▸ **WHAT IS ASKED**:
In the listing that follows, count each line containing the string "تكون" and report only the count.

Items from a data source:
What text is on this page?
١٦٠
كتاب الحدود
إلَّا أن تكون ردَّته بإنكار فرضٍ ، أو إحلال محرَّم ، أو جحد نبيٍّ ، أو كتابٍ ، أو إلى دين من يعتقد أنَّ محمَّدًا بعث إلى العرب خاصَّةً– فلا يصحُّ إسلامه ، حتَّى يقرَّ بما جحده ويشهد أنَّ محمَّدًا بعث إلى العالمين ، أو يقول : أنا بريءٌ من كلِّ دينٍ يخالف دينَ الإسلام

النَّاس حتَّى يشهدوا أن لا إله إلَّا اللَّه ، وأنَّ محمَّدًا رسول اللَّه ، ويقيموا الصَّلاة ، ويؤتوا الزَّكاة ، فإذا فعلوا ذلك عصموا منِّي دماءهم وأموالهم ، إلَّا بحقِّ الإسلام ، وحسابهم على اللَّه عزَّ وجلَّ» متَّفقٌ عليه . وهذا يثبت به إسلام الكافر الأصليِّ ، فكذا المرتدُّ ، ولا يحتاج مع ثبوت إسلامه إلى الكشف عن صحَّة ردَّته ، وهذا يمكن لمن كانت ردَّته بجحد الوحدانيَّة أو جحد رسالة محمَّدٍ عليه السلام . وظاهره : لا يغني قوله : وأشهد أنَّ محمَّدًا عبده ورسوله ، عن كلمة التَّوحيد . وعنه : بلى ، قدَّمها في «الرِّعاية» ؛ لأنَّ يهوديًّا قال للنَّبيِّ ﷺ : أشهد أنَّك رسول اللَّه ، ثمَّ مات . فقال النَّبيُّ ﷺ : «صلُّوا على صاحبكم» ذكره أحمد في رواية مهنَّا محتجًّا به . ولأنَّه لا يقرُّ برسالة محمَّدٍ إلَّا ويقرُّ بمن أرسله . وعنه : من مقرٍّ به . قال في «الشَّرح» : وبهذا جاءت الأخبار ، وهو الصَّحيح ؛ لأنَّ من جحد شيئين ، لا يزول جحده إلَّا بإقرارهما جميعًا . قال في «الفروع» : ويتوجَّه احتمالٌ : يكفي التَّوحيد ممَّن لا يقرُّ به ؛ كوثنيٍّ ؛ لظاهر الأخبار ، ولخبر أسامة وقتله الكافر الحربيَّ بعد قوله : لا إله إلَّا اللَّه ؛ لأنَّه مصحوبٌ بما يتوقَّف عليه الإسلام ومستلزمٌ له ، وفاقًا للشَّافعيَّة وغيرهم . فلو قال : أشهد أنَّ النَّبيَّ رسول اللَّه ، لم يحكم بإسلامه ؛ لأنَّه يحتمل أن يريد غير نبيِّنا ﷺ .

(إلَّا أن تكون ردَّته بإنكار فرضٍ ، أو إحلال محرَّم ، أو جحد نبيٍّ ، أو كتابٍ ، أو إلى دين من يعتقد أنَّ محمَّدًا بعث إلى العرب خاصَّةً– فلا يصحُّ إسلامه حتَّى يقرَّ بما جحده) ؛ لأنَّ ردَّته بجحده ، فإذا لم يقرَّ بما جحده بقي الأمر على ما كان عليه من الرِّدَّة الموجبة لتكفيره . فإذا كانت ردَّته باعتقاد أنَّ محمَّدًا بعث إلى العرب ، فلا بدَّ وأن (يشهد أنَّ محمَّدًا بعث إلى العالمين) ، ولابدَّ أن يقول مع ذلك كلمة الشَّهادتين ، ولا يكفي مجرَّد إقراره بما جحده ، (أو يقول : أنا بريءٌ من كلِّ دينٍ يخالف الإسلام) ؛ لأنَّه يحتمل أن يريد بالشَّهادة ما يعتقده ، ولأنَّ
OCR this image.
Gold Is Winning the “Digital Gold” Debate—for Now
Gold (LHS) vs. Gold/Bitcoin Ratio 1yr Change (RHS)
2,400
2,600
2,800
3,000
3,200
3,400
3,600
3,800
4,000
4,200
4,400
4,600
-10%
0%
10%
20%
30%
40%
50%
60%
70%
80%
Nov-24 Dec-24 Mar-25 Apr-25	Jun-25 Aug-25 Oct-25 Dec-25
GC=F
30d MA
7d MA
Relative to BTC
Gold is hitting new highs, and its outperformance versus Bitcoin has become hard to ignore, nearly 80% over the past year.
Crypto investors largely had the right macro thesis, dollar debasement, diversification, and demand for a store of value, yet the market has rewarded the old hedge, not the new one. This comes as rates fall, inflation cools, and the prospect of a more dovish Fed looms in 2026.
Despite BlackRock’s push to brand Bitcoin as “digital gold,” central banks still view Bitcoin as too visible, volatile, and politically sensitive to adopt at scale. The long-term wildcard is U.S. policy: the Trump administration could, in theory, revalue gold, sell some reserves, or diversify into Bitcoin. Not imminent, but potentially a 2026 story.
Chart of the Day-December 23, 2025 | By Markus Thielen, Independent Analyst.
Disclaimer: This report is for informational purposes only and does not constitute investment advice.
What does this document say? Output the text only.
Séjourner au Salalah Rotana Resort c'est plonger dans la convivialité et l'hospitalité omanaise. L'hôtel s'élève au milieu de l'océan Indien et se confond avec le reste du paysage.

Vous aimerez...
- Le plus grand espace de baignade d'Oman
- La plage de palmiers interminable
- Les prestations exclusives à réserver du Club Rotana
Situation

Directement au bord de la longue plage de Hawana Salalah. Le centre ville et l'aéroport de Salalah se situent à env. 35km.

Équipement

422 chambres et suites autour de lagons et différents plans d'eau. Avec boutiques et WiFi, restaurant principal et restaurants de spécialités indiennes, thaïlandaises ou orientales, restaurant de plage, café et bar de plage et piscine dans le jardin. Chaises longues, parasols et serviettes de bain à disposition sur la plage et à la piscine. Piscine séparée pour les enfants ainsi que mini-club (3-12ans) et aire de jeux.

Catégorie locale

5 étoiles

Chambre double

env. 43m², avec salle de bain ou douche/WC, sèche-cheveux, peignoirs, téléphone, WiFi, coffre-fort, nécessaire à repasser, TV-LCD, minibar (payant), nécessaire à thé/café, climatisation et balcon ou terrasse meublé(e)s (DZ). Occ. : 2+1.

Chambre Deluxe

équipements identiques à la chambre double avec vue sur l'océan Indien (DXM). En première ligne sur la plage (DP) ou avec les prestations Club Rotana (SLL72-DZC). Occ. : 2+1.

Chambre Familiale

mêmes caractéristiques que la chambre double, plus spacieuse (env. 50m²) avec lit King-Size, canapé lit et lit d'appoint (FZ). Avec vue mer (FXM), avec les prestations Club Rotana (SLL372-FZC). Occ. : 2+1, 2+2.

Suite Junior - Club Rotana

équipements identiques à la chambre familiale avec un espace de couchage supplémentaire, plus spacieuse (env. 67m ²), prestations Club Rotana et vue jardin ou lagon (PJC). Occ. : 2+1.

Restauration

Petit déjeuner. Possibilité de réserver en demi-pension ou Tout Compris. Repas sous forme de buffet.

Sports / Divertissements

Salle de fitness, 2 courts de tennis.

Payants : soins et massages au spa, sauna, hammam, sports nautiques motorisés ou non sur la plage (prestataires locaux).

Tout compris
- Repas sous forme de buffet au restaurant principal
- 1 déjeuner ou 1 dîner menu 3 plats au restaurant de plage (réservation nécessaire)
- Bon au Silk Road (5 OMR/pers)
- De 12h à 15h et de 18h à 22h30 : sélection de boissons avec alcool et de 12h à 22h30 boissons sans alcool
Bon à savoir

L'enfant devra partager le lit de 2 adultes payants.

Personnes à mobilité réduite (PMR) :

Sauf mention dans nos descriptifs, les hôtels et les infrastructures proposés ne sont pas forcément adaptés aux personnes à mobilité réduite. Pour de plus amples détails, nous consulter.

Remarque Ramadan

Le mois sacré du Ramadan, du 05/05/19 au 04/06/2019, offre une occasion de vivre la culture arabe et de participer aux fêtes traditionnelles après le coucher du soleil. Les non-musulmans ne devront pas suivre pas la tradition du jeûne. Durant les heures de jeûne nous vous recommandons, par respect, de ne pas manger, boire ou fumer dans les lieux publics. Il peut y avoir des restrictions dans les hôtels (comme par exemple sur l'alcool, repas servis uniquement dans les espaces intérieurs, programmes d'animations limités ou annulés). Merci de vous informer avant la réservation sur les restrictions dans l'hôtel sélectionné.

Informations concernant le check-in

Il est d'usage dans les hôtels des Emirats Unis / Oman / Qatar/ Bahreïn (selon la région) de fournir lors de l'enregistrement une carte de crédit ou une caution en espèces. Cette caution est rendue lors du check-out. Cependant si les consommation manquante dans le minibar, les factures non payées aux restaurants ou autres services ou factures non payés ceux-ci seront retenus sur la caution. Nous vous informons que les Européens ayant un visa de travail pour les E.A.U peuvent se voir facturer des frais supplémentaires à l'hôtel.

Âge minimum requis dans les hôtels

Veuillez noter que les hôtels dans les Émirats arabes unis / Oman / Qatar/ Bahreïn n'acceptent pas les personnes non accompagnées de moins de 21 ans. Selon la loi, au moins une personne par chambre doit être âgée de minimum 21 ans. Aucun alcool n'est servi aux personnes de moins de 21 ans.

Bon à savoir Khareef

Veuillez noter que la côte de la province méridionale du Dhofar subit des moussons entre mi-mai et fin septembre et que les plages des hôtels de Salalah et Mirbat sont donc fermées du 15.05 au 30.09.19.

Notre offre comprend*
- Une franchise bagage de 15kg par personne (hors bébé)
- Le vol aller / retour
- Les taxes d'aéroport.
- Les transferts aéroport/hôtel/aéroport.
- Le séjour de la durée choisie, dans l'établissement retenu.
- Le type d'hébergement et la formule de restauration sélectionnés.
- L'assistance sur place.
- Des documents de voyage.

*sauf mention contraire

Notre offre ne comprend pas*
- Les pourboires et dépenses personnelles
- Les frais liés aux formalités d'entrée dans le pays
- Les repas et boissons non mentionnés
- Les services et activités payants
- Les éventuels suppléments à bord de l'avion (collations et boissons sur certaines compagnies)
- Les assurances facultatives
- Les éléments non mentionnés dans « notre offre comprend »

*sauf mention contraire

▸ **RESPONSE**:
2